» Your objective: Print out every record exactly as it appears.

Stored items from a collection:
** BEGIN **

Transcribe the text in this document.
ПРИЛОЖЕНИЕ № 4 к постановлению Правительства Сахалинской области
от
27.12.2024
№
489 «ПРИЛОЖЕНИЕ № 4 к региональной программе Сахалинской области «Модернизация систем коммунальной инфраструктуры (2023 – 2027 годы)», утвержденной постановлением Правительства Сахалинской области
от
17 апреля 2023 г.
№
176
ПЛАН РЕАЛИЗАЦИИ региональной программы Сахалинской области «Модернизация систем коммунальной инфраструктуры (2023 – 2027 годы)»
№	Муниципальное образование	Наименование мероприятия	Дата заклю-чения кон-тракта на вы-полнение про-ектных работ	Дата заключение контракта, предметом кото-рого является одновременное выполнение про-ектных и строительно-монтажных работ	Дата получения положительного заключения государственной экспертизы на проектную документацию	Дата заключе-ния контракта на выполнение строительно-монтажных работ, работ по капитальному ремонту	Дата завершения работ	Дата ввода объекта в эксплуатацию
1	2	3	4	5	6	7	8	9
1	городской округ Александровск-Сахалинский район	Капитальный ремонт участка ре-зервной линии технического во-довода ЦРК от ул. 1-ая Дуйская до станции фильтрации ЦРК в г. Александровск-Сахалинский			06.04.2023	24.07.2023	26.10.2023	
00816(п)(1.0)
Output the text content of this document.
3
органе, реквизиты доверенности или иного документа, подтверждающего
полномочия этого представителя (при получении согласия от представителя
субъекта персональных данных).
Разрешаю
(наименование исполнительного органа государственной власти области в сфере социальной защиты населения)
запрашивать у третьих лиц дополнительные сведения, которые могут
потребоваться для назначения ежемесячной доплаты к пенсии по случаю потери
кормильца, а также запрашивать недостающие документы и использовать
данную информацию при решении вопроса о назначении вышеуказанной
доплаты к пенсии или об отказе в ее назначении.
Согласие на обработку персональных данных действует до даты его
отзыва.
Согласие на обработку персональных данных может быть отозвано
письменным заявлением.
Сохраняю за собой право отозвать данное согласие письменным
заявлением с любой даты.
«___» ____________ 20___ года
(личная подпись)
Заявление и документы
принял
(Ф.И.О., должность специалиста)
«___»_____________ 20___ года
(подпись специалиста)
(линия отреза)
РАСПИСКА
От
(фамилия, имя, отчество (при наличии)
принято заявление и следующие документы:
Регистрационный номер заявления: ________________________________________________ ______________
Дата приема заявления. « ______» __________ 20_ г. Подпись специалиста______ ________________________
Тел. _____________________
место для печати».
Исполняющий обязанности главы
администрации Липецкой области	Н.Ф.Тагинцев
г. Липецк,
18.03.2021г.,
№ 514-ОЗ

** END **

» Full solution:
Transcribe the text in this document.
ПРИЛОЖЕНИЕ № 4 к постановлению Правительства Сахалинской области
от
27.12.2024
№
489 «ПРИЛОЖЕНИЕ № 4 к региональной программе Сахалинской области «Модернизация систем коммунальной инфраструктуры (2023 – 2027 годы)», утвержденной постановлением Правительства Сахалинской области
от
17 апреля 2023 г.
№
176
ПЛАН РЕАЛИЗАЦИИ региональной программы Сахалинской области «Модернизация систем коммунальной инфраструктуры (2023 – 2027 годы)»
№	Муниципальное образование	Наименование мероприятия	Дата заклю-чения кон-тракта на вы-полнение про-ектных работ	Дата заключение контракта, предметом кото-рого является одновременное выполнение про-ектных и строительно-монтажных работ	Дата получения положительного заключения государственной экспертизы на проектную документацию	Дата заключе-ния контракта на выполнение строительно-монтажных работ, работ по капитальному ремонту	Дата завершения работ	Дата ввода объекта в эксплуатацию
1	2	3	4	5	6	7	8	9
1	городской округ Александровск-Сахалинский район	Капитальный ремонт участка ре-зервной линии технического во-довода ЦРК от ул. 1-ая Дуйская до станции фильтрации ЦРК в г. Александровск-Сахалинский			06.04.2023	24.07.2023	26.10.2023	
00816(п)(1.0)
Output the text content of this document.
3
органе, реквизиты доверенности или иного документа, подтверждающего
полномочия этого представителя (при получении согласия от представителя
субъекта персональных данных).
Разрешаю
(наименование исполнительного органа государственной власти области в сфере социальной защиты населения)
запрашивать у третьих лиц дополнительные сведения, которые могут
потребоваться для назначения ежемесячной доплаты к пенсии по случаю потери
кормильца, а также запрашивать недостающие документы и использовать
данную информацию при решении вопроса о назначении вышеуказанной
доплаты к пенсии или об отказе в ее назначении.
Согласие на обработку персональных данных действует до даты его
отзыва.
Согласие на обработку персональных данных может быть отозвано
письменным заявлением.
Сохраняю за собой право отозвать данное согласие письменным
заявлением с любой даты.
«___» ____________ 20___ года
(личная подпись)
Заявление и документы
принял
(Ф.И.О., должность специалиста)
«___»_____________ 20___ года
(подпись специалиста)
(линия отреза)
РАСПИСКА
От
(фамилия, имя, отчество (при наличии)
принято заявление и следующие документы:
Регистрационный номер заявления: ________________________________________________ ______________
Дата приема заявления. « ______» __________ 20_ г. Подпись специалиста______ ________________________
Тел. _____________________
место для печати».
Исполняющий обязанности главы
администрации Липецкой области	Н.Ф.Тагинцев
г. Липецк,
18.03.2021г.,
№ 514-ОЗ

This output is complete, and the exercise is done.